> YOUR GOAL: Copy word for word every line of the data below, from the line containing "heatmap-cell [309, 430, 327, 449]" down to the line containing "heatmap-cell [479, 394, 497, 414]", including both of those lines.

─── STORED RECORDS ───

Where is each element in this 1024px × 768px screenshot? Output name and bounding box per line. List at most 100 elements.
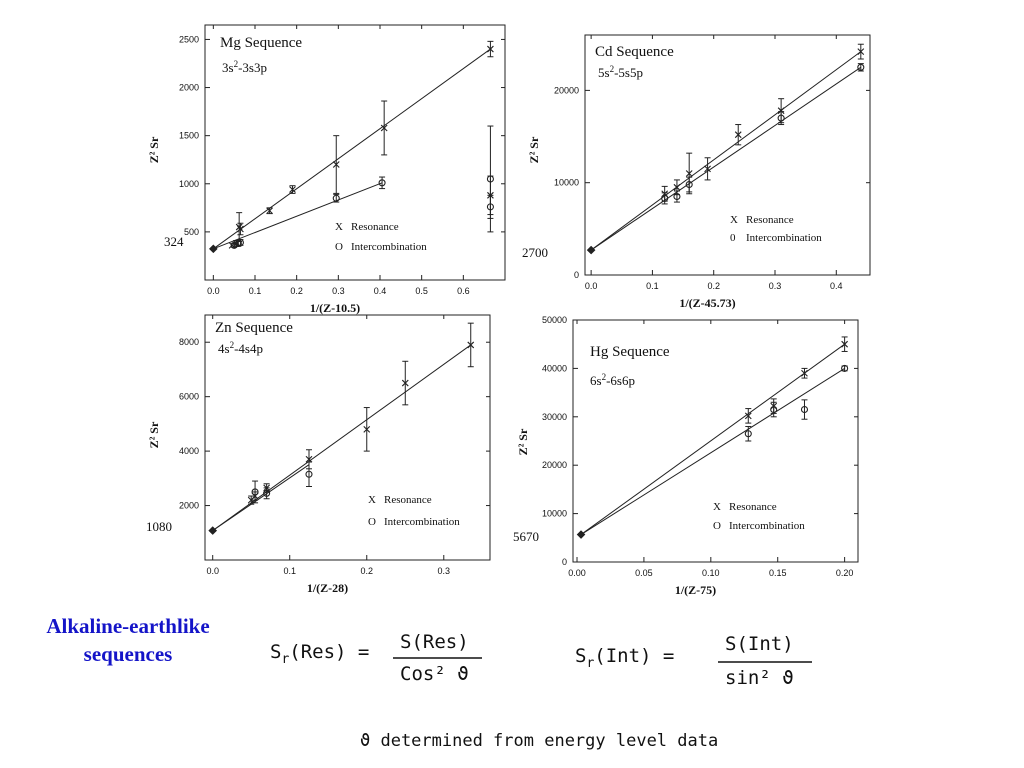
zn-y-tick-label: 6000 — [179, 392, 199, 402]
zn-intercombination-point — [305, 470, 313, 478]
hg-intercept-label: 5670 — [513, 529, 539, 544]
zn-x-tick-label: 0.3 — [438, 566, 451, 576]
mg-resonance-point — [487, 45, 494, 53]
mg-chart-subtitle: 3s2-3s3p — [222, 59, 267, 75]
formula-int-lhs: Sr(Int) = — [575, 645, 674, 671]
cd-legend-marker-1: X — [730, 214, 738, 226]
cd-x-axis-label: 1/(Z-45.73) — [679, 296, 735, 310]
mg-resonance-point — [266, 207, 273, 215]
cd-x-tick-label: 0.0 — [585, 281, 598, 291]
cd-intercombination-point — [777, 114, 785, 122]
hg-x-axis-label: 1/(Z-75) — [675, 583, 716, 597]
zn-y-tick-label: 4000 — [179, 446, 199, 456]
zn-sequence-chart: 0.0 0.1 0.2 0.3 2000 4000 6000 8000 1/(Z-28) Z² S… — [146, 314, 491, 595]
mg-x-tick-label: 0.0 — [207, 286, 220, 296]
hg-x-tick-label: 0.10 — [702, 568, 720, 578]
mg-legend-marker-1: X — [335, 221, 343, 233]
cd-legend-label-2: Intercombination — [746, 232, 822, 244]
cd-resonance-point — [734, 131, 742, 139]
zn-intercombination-origin-point — [208, 526, 217, 535]
cd-resonance-point — [857, 48, 865, 56]
formula-note: ϑ determined from energy level data — [360, 731, 718, 751]
cd-x-tick-label: 0.2 — [707, 281, 720, 291]
zn-legend-label-1: Resonance — [384, 494, 432, 506]
hg-resonance-point — [801, 369, 808, 377]
mg-intercept-label: 324 — [164, 234, 184, 249]
mg-x-axis-label: 1/(Z-10.5) — [310, 301, 360, 315]
hg-resonance-point — [744, 412, 752, 420]
zn-intercombination-point — [251, 488, 259, 496]
hg-chart-title: Hg Sequence — [590, 344, 670, 360]
hg-y-tick-label: 50000 — [542, 315, 567, 325]
cd-resonance-point — [777, 107, 785, 115]
cd-sequence-chart: 0.0 0.1 0.2 0.3 0.4 0 10000 20000 1/(Z-45.73) Z² … — [522, 34, 871, 310]
mg-intercombination-point — [332, 194, 340, 202]
hg-legend-marker-1: X — [713, 501, 721, 513]
hg-intercombination-origin-point — [576, 530, 586, 539]
zn-y-tick-label: 2000 — [179, 501, 199, 511]
mg-intercombination-point — [378, 179, 386, 187]
cd-resonance-fit-line — [590, 51, 862, 251]
zn-legend-marker-2: O — [368, 516, 376, 528]
hg-legend-label-1: Resonance — [729, 501, 777, 513]
hg-resonance-fit-line — [580, 343, 845, 535]
hg-intercombination-point — [770, 405, 778, 414]
mg-intercombination-point — [236, 238, 244, 247]
zn-intercombination-point — [263, 489, 271, 497]
formula-res-lhs: Sr(Res) = — [270, 641, 369, 667]
mg-intercombination-point — [486, 203, 494, 211]
hg-legend-marker-2: O — [713, 520, 721, 532]
heading-line-1: Alkaline-earthlike — [46, 614, 210, 638]
hg-intercombination-point — [744, 430, 752, 438]
cd-y-tick-label: 20000 — [554, 85, 579, 95]
mg-resonance-point — [237, 225, 244, 233]
zn-x-tick-label: 0.2 — [360, 566, 373, 576]
zn-y-tick-label: 8000 — [179, 337, 199, 347]
cd-y-tick-label: 10000 — [554, 178, 579, 188]
formula-resonance: Sr(Res) = S(Res) Cos² ϑ — [270, 631, 482, 685]
cd-legend-marker-2: 0 — [730, 232, 736, 244]
zn-resonance-point — [363, 425, 371, 433]
mg-resonance-point — [289, 186, 296, 193]
zn-y-axis-label: Z² Sr — [147, 421, 161, 448]
sequences-heading: Alkaline-earthlike sequences — [18, 612, 238, 668]
formula-int-denominator: sin² ϑ — [725, 667, 794, 689]
formula-intercombination: Sr(Int) = S(Int) sin² ϑ — [575, 633, 812, 689]
hg-y-tick-label: 0 — [562, 557, 567, 567]
cd-intercombination-origin-point — [586, 245, 596, 255]
formula-res-denominator: Cos² ϑ — [400, 663, 469, 685]
cd-plot-frame — [584, 34, 871, 276]
mg-y-tick-label: 2500 — [179, 34, 199, 44]
mg-x-tick-label: 0.6 — [457, 286, 470, 296]
cd-chart-title: Cd Sequence — [595, 44, 674, 60]
zn-x-tick-label: 0.0 — [206, 566, 219, 576]
cd-y-tick-label: 0 — [574, 270, 579, 280]
formula-int-numerator: S(Int) — [725, 633, 794, 655]
hg-y-axis-label: Z² Sr — [516, 428, 530, 455]
zn-legend-marker-1: X — [368, 494, 376, 506]
mg-y-axis-label: Z² Sr — [147, 136, 161, 163]
zn-chart-subtitle: 4s2-4s4p — [218, 340, 263, 356]
hg-legend-label-2: Intercombination — [729, 520, 805, 532]
cd-chart-subtitle: 5s2-5s5p — [598, 64, 643, 80]
mg-y-tick-label: 1000 — [179, 179, 199, 189]
mg-x-tick-label: 0.3 — [332, 286, 345, 296]
mg-resonance-point — [332, 161, 340, 168]
mg-x-tick-label: 0.1 — [249, 286, 262, 296]
hg-plot-frame — [572, 319, 859, 563]
hg-x-tick-label: 0.00 — [568, 568, 586, 578]
mg-resonance-point — [380, 124, 388, 132]
mg-intercombination-fit-line — [213, 182, 383, 250]
hg-x-tick-label: 0.20 — [836, 568, 854, 578]
cd-intercombination-fit-line — [590, 66, 862, 251]
mg-sequence-chart: 0.0 0.1 0.2 0.3 0.4 0.5 0.6 500 1000 1500 2000 2500… — [147, 24, 506, 315]
mg-x-tick-label: 0.2 — [290, 286, 303, 296]
mg-legend-marker-2: O — [335, 241, 343, 253]
cd-resonance-point — [673, 183, 681, 191]
hg-intercombination-fit-line — [580, 367, 845, 535]
mg-y-tick-label: 2000 — [179, 83, 199, 93]
mg-resonance-fit-line — [213, 48, 491, 250]
cd-intercombination-point — [857, 63, 865, 71]
hg-y-tick-label: 10000 — [542, 509, 567, 519]
mg-plot-frame — [204, 24, 506, 281]
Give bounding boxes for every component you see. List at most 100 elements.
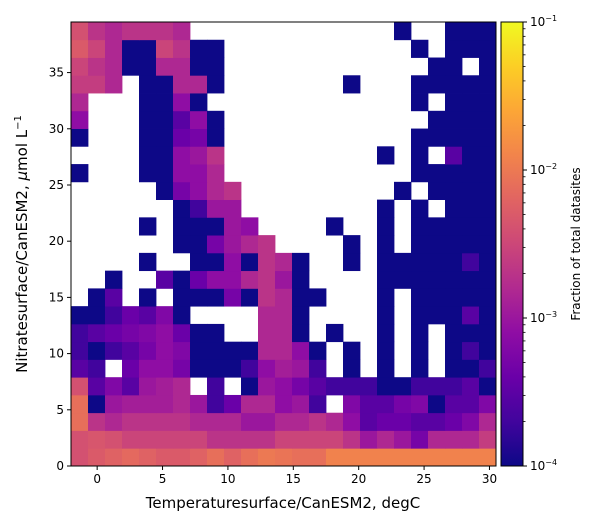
heatmap-cell [309, 430, 327, 449]
heatmap-cell [71, 430, 89, 449]
heatmap-cell [275, 288, 293, 307]
heatmap-cell [428, 181, 446, 200]
heatmap-cell [445, 217, 463, 236]
heatmap-cell [428, 57, 446, 76]
heatmap-cell [241, 448, 259, 467]
heatmap-cell [156, 448, 174, 467]
heatmap-cell [207, 57, 225, 76]
heatmap-cell [173, 39, 191, 58]
heatmap-cell [258, 252, 276, 272]
heatmap-cell [71, 75, 89, 94]
heatmap-cell [479, 394, 497, 414]
heatmap-cell [326, 448, 344, 467]
heatmap-cell [224, 217, 242, 236]
heatmap-cell [105, 75, 123, 94]
heatmap-cell [428, 412, 446, 431]
heatmap-cell [462, 199, 480, 218]
heatmap-cell [190, 110, 208, 129]
heatmap-cell [139, 217, 157, 236]
heatmap-cell [462, 181, 480, 200]
heatmap-cell [241, 359, 259, 378]
heatmap-cell [173, 306, 191, 325]
heatmap-cell [224, 235, 242, 254]
heatmap-cell [207, 39, 225, 58]
heatmap-cell [479, 110, 497, 129]
colorbar-label: Fraction of total datasites [569, 167, 583, 320]
heatmap-cell [309, 412, 327, 431]
heatmap-cell [139, 412, 157, 431]
heatmap-cell [190, 394, 208, 414]
heatmap-cell [326, 323, 344, 343]
heatmap-cell [156, 377, 174, 396]
heatmap-cell [139, 323, 157, 343]
y-axis: 0 5 10 15 20 25 30 35 [49, 66, 71, 473]
heatmap-cell [207, 270, 225, 289]
heatmap-cell [139, 377, 157, 396]
heatmap-cell [207, 359, 225, 378]
heatmap-cell [479, 146, 497, 165]
heatmap-cell [445, 75, 463, 94]
heatmap-cell [139, 394, 157, 414]
heatmap-cell [71, 39, 89, 58]
heatmap-cell [394, 377, 412, 396]
heatmap-cell [139, 57, 157, 76]
heatmap-cell [173, 110, 191, 129]
heatmap-cell [258, 430, 276, 449]
heatmap-cell [105, 377, 123, 396]
heatmap-cell [122, 448, 140, 467]
heatmap-cell [462, 306, 480, 325]
heatmap-cell [275, 323, 293, 343]
heatmap-cell [122, 377, 140, 396]
heatmap-cell [122, 306, 140, 325]
heatmap-cell [241, 430, 259, 449]
heatmap-cell [445, 306, 463, 325]
heatmap-cell [241, 235, 259, 254]
heatmap-cell [173, 377, 191, 396]
heatmap-cell [190, 412, 208, 431]
heatmap-cell [445, 448, 463, 467]
plot-frame [70, 21, 497, 467]
heatmap-cell [292, 323, 310, 343]
heatmap-cell [411, 359, 429, 378]
heatmap-cell [411, 235, 429, 254]
heatmap-cell [190, 323, 208, 343]
heatmap-cell [462, 377, 480, 396]
heatmap-cell [292, 288, 310, 307]
heatmap-cell [156, 39, 174, 58]
heatmap-cell [88, 323, 106, 343]
heatmap-cell [292, 448, 310, 467]
heatmap-cell [445, 394, 463, 414]
heatmap-cell [360, 412, 378, 431]
heatmap-cell [462, 270, 480, 289]
heatmap-cell [173, 57, 191, 76]
heatmap-cell [122, 359, 140, 378]
heatmap-cell [445, 323, 463, 343]
heatmap-cell [462, 110, 480, 129]
heatmap-cell [105, 270, 123, 289]
heatmap-cell [428, 448, 446, 467]
heatmap-cell [156, 394, 174, 414]
heatmap-cell [241, 377, 259, 396]
heatmap-cell [105, 288, 123, 307]
heatmap-cell [156, 146, 174, 165]
heatmap-cell [394, 181, 412, 200]
heatmap-cell [122, 394, 140, 414]
heatmap-cell [428, 430, 446, 449]
heatmap-cell [411, 146, 429, 165]
y-tick-label: 0 [56, 459, 64, 473]
heatmap-cell [207, 394, 225, 414]
heatmap-cell [173, 217, 191, 236]
heatmap-cell [326, 430, 344, 449]
heatmap-cell [173, 394, 191, 414]
heatmap-cell [411, 39, 429, 58]
heatmap-cell [224, 341, 242, 360]
heatmap-cell [156, 341, 174, 360]
heatmap-cell [292, 359, 310, 378]
heatmap-cell [462, 22, 480, 41]
heatmap-cell [462, 128, 480, 147]
heatmap-cell [190, 39, 208, 58]
heatmap-cell [275, 394, 293, 414]
heatmap-cell [309, 359, 327, 378]
heatmap-cell [139, 430, 157, 449]
heatmap-cell [462, 146, 480, 165]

───

> TASK SOLUTION:
heatmap-cell [309, 430, 327, 449]
heatmap-cell [71, 430, 89, 449]
heatmap-cell [275, 288, 293, 307]
heatmap-cell [428, 181, 446, 200]
heatmap-cell [445, 217, 463, 236]
heatmap-cell [428, 57, 446, 76]
heatmap-cell [241, 448, 259, 467]
heatmap-cell [156, 448, 174, 467]
heatmap-cell [207, 57, 225, 76]
heatmap-cell [173, 39, 191, 58]
heatmap-cell [258, 252, 276, 272]
heatmap-cell [71, 75, 89, 94]
heatmap-cell [479, 394, 497, 414]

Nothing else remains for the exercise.